- **What this task involves**
Say the number of lines containing the string "Marc", and say nothing else.
** START OF Record list **
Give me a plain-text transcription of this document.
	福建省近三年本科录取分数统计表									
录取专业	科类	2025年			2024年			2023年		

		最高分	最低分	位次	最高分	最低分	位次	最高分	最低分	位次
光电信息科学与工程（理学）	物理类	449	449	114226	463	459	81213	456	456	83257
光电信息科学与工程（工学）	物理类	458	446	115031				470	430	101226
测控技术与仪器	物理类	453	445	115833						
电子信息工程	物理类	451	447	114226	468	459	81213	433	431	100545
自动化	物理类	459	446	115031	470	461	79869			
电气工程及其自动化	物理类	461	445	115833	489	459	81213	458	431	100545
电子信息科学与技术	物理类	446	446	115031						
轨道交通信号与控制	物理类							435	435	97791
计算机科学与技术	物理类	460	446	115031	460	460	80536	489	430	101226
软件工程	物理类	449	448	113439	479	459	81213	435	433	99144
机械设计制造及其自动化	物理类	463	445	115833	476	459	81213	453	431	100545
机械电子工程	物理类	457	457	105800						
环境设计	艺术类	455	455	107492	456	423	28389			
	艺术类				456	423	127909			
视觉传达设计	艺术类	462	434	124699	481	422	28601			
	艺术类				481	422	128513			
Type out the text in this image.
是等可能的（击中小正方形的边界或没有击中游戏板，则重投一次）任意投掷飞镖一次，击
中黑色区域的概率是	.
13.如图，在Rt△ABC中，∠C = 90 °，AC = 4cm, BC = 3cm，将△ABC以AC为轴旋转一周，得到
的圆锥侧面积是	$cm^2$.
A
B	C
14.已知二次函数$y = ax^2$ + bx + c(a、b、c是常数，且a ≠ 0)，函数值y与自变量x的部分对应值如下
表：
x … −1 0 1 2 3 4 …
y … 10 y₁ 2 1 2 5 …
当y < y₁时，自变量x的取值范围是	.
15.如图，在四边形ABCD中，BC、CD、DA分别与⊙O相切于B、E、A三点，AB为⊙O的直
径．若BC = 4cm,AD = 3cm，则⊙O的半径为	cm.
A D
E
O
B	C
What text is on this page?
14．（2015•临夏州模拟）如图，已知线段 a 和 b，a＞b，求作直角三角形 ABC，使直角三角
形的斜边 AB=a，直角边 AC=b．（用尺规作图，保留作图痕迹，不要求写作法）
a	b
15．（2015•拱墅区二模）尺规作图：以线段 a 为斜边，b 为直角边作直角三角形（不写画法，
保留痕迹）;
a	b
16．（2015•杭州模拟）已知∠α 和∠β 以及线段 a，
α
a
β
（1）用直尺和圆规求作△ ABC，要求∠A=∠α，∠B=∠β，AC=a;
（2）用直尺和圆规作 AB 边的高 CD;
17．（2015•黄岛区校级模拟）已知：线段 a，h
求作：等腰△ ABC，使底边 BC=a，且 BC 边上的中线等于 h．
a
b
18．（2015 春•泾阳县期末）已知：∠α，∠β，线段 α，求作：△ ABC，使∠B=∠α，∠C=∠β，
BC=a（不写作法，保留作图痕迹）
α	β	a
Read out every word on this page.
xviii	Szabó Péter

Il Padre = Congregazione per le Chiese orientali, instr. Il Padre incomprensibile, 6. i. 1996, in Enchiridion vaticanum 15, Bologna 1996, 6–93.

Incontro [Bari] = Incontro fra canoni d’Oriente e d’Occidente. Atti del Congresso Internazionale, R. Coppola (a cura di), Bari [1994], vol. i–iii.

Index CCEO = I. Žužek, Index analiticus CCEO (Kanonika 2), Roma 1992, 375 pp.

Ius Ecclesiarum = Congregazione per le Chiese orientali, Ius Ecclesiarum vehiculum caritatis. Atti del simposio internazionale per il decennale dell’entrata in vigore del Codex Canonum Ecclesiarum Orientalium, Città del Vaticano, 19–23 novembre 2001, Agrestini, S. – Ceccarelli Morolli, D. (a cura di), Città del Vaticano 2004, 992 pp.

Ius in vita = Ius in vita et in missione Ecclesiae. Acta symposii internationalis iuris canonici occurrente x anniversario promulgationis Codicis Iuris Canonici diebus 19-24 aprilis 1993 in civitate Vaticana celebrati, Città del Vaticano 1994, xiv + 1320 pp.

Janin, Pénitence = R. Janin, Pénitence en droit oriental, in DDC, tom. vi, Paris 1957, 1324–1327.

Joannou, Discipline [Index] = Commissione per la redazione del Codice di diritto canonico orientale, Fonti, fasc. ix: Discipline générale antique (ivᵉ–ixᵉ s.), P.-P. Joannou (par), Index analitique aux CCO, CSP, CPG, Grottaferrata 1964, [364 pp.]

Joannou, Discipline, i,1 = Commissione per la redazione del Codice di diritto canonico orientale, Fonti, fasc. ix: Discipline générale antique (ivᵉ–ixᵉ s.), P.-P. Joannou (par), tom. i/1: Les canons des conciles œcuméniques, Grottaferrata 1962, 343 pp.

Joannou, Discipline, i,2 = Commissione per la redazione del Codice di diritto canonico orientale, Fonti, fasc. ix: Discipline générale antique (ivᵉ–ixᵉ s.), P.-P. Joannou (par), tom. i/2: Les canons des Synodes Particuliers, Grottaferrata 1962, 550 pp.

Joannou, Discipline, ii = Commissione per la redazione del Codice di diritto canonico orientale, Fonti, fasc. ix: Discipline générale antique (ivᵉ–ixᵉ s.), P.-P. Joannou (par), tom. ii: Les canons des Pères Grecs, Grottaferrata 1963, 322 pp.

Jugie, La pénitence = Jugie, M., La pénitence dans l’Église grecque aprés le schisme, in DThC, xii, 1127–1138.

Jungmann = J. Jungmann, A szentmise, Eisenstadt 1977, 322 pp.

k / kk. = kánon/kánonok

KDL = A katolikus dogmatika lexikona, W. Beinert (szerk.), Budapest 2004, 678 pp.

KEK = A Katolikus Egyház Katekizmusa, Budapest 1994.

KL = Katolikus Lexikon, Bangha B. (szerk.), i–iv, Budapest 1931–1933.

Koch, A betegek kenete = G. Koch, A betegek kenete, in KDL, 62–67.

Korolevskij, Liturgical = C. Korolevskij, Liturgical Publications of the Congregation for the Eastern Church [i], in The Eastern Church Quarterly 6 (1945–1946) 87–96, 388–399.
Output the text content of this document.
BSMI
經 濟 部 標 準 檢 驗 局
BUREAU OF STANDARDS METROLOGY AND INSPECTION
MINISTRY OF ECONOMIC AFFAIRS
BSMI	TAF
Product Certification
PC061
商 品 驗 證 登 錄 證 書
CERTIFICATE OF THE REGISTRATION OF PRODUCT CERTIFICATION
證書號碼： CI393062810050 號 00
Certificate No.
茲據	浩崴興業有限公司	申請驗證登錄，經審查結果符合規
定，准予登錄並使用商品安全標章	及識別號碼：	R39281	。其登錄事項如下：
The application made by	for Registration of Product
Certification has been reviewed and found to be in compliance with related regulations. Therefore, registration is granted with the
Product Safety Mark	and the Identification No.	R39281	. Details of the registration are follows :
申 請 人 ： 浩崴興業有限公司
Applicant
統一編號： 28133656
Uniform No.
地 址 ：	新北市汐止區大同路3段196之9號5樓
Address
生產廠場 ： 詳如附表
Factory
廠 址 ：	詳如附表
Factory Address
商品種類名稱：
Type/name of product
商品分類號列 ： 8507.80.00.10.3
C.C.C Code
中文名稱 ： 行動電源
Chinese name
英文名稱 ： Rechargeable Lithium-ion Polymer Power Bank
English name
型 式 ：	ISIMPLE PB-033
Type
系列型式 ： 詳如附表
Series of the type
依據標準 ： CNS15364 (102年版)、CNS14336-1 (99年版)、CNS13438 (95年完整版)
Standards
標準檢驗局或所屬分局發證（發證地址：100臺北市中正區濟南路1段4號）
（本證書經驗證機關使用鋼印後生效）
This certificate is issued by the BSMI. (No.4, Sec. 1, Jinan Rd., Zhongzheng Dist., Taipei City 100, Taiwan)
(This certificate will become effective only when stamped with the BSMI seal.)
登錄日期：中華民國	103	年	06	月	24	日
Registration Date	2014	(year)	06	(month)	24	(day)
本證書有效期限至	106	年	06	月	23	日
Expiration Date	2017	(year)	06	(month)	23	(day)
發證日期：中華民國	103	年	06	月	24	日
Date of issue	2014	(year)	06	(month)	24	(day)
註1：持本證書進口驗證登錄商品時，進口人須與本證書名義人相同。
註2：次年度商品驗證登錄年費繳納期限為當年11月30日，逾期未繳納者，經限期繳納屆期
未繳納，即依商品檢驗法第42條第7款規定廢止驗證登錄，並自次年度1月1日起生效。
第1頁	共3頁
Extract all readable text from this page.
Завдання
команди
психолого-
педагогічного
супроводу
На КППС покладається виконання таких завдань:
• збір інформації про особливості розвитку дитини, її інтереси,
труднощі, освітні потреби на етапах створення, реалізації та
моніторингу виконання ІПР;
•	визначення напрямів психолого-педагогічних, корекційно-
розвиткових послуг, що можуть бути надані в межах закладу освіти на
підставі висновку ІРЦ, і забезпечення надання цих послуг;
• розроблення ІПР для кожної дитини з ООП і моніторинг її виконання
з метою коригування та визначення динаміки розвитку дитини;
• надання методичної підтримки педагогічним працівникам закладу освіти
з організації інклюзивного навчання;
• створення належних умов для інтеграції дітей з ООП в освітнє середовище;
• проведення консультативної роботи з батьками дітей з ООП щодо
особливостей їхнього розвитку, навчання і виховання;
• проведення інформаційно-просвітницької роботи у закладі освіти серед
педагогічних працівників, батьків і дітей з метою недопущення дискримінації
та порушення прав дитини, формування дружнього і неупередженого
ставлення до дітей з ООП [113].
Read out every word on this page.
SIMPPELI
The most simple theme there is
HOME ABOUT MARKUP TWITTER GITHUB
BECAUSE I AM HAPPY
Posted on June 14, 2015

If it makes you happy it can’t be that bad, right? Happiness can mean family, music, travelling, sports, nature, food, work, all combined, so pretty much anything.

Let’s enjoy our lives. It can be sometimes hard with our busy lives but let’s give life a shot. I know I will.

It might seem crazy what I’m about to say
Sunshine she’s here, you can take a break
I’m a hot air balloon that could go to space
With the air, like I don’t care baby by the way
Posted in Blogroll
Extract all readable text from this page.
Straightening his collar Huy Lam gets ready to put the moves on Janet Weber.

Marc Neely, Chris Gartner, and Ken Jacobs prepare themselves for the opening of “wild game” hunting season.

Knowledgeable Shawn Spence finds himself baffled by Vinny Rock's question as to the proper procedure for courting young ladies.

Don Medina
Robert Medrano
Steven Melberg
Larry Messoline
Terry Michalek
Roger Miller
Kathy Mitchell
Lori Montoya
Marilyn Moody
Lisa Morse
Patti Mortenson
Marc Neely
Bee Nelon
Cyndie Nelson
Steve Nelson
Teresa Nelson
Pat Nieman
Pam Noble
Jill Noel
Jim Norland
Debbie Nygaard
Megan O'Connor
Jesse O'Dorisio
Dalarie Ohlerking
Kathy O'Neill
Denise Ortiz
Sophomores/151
** END OF Record list **
- **Written response**
2